Task requirements |
From the entries below, work out the number of lines that hold the word "natural", and give that number alone.

Data records:
· · · ·

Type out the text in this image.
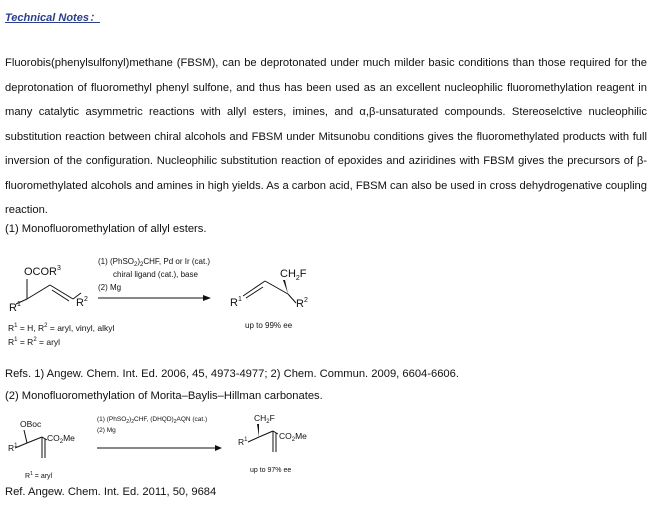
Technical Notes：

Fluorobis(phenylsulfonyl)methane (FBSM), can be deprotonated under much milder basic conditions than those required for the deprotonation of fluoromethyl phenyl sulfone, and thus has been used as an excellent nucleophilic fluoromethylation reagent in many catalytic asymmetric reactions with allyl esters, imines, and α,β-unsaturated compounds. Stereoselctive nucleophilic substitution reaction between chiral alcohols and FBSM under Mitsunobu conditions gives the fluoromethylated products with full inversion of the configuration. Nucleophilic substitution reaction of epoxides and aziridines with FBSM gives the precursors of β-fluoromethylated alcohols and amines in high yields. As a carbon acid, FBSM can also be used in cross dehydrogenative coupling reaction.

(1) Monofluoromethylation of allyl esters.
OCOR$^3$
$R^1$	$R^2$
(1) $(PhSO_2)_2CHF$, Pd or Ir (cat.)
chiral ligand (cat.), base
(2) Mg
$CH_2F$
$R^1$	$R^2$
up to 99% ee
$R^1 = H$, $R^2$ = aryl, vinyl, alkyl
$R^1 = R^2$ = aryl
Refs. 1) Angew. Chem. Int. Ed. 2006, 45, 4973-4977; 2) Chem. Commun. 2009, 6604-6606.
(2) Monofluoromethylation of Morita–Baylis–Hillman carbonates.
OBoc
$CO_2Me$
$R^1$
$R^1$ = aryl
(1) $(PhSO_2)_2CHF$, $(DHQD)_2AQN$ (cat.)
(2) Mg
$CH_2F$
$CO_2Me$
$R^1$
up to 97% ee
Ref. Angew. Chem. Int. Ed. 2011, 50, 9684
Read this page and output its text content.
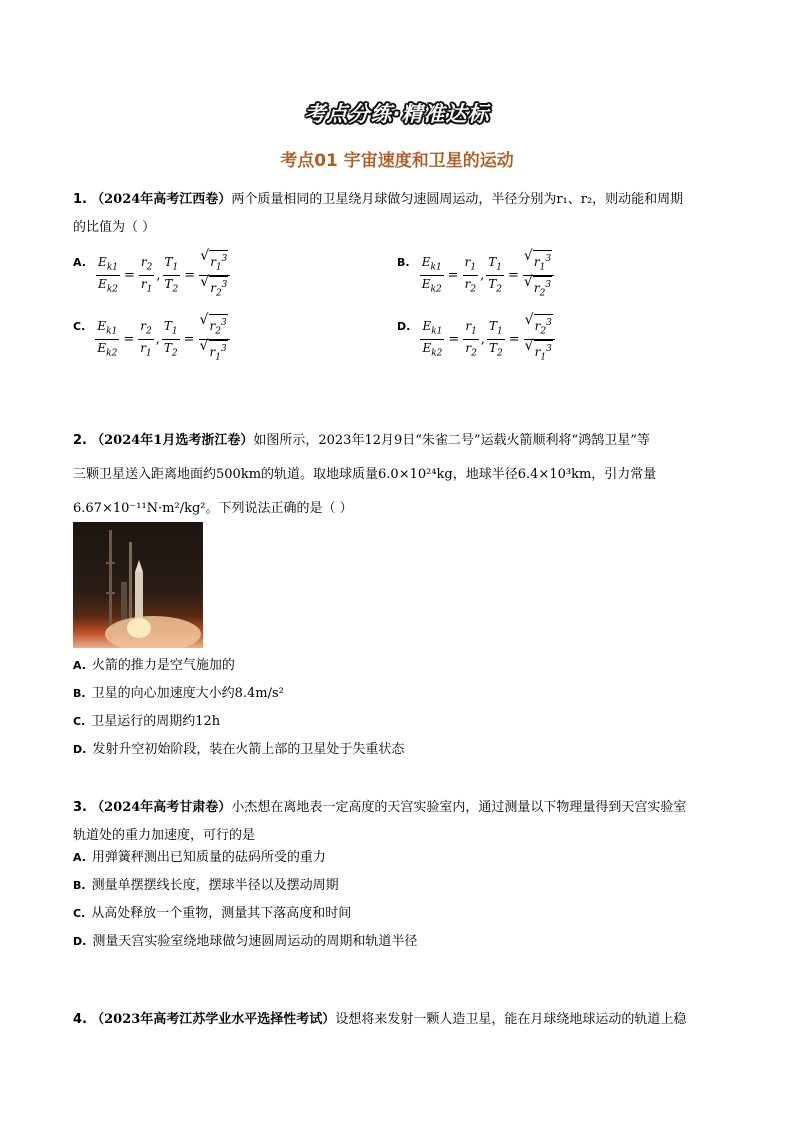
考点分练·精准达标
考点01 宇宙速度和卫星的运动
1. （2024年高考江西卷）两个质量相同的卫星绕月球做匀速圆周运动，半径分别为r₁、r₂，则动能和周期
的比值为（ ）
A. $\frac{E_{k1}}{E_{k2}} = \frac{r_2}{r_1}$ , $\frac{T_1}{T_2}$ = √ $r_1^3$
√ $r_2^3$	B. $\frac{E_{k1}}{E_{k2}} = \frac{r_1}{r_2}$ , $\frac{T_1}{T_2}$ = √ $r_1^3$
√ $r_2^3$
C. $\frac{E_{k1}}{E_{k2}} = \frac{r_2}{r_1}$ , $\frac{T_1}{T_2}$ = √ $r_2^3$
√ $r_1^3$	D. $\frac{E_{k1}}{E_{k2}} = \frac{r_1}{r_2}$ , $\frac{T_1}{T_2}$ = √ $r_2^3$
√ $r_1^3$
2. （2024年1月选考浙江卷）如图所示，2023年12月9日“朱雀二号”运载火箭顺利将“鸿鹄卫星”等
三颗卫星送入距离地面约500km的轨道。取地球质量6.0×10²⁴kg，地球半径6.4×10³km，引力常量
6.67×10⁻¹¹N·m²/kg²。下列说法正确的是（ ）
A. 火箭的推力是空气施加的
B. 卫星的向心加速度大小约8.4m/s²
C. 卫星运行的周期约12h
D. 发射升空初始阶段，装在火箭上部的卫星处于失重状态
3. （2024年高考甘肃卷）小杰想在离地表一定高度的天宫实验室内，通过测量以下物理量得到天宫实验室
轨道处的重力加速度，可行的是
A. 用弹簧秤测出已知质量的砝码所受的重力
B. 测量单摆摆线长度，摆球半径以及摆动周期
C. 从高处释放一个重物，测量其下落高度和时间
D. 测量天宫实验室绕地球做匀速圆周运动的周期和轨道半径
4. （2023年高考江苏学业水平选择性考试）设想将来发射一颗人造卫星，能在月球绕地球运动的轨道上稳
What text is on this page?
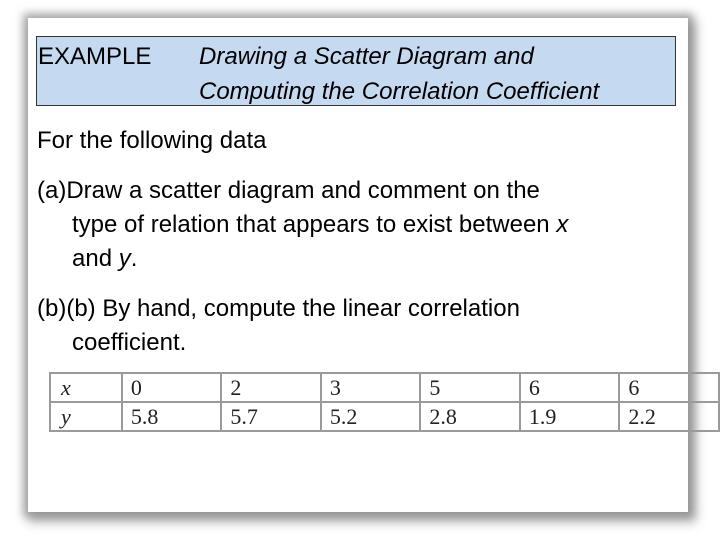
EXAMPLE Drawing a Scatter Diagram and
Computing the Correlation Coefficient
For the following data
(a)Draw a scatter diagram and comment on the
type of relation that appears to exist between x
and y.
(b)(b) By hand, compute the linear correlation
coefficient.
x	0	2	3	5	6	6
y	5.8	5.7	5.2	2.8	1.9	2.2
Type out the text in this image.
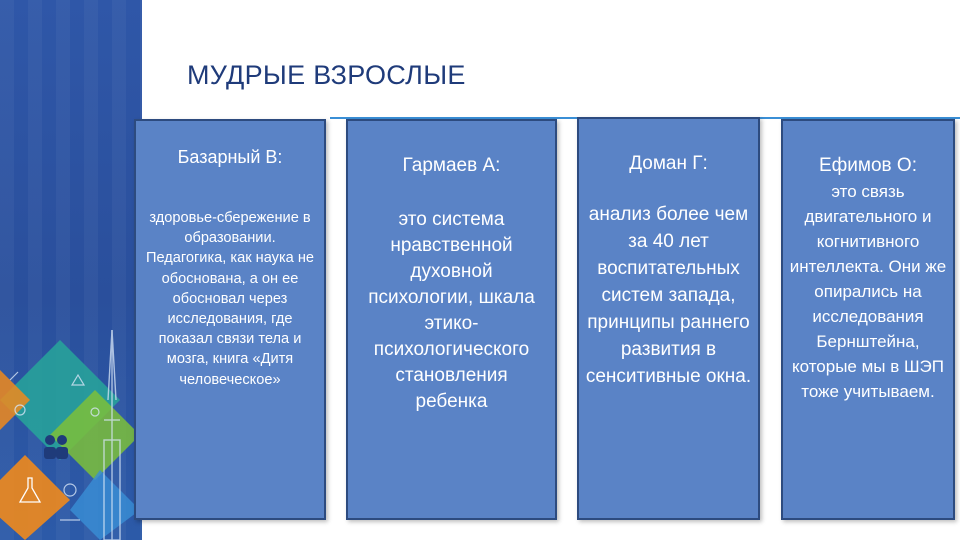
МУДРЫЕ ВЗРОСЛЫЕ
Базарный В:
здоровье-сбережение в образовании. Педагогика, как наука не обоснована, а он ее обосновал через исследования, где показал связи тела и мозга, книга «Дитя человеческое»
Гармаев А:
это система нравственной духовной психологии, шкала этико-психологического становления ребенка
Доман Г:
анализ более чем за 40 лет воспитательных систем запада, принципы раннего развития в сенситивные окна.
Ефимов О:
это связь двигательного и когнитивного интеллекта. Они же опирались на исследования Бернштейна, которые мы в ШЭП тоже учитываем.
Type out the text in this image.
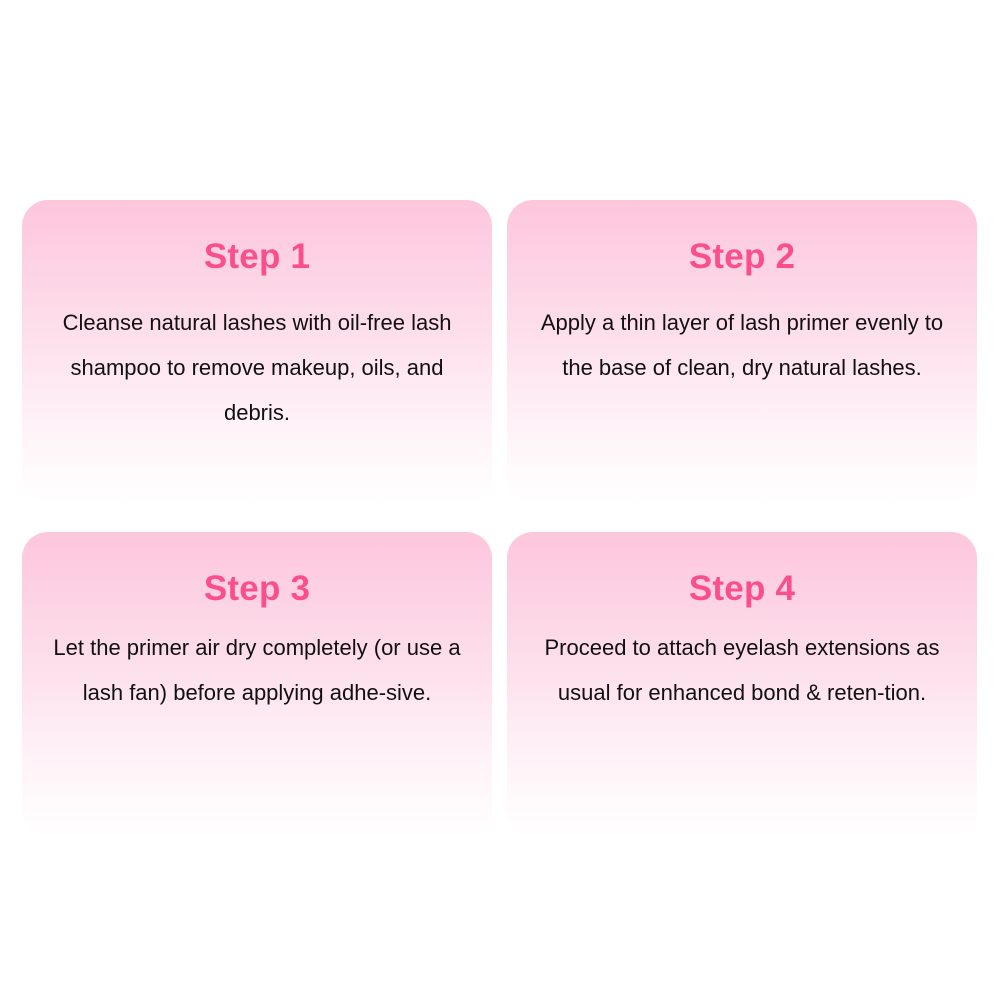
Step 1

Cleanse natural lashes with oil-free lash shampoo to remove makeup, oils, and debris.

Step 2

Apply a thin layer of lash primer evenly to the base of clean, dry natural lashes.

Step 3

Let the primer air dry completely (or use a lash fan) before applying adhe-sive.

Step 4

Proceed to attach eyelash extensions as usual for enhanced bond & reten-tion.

· · · ·

Output for this task |
2